[Entries supplied start]

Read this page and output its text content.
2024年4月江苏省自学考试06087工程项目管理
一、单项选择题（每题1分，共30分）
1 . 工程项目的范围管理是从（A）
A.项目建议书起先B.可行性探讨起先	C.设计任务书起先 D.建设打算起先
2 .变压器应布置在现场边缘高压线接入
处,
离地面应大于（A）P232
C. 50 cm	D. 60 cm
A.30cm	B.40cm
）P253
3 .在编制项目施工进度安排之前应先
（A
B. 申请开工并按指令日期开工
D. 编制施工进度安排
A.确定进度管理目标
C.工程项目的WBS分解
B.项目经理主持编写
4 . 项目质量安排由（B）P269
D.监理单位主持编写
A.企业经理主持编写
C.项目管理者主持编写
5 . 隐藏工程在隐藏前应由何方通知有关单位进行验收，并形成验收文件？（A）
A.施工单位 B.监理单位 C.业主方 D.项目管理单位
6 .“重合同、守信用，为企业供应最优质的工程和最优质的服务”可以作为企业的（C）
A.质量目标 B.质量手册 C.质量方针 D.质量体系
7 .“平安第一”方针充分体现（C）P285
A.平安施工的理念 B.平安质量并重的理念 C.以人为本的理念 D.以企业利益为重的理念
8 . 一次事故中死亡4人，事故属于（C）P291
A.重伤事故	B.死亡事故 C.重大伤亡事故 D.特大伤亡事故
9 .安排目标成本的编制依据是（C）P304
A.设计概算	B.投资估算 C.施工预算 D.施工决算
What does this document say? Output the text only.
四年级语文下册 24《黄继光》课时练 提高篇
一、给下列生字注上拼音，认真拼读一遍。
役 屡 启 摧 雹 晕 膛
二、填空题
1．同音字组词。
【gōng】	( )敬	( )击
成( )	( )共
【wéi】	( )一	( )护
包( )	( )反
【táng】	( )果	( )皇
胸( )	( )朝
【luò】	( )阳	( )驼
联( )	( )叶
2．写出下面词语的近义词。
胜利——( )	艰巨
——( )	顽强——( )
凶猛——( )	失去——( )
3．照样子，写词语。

[Entries supplied end]

Problem details>
Everything from the line that contains "What does this" through the end of the records must be duplicated exactly, and nothing outside that range.

Full solution>
What does this document say? Output the text only.
四年级语文下册 24《黄继光》课时练 提高篇
一、给下列生字注上拼音，认真拼读一遍。
役 屡 启 摧 雹 晕 膛
二、填空题
1．同音字组词。
【gōng】	( )敬	( )击
成( )	( )共
【wéi】	( )一	( )护
包( )	( )反
【táng】	( )果	( )皇
胸( )	( )朝
【luò】	( )阳	( )驼
联( )	( )叶
2．写出下面词语的近义词。
胜利——( )	艰巨
——( )	顽强——( )
凶猛——( )	失去——( )
3．照样子，写词语。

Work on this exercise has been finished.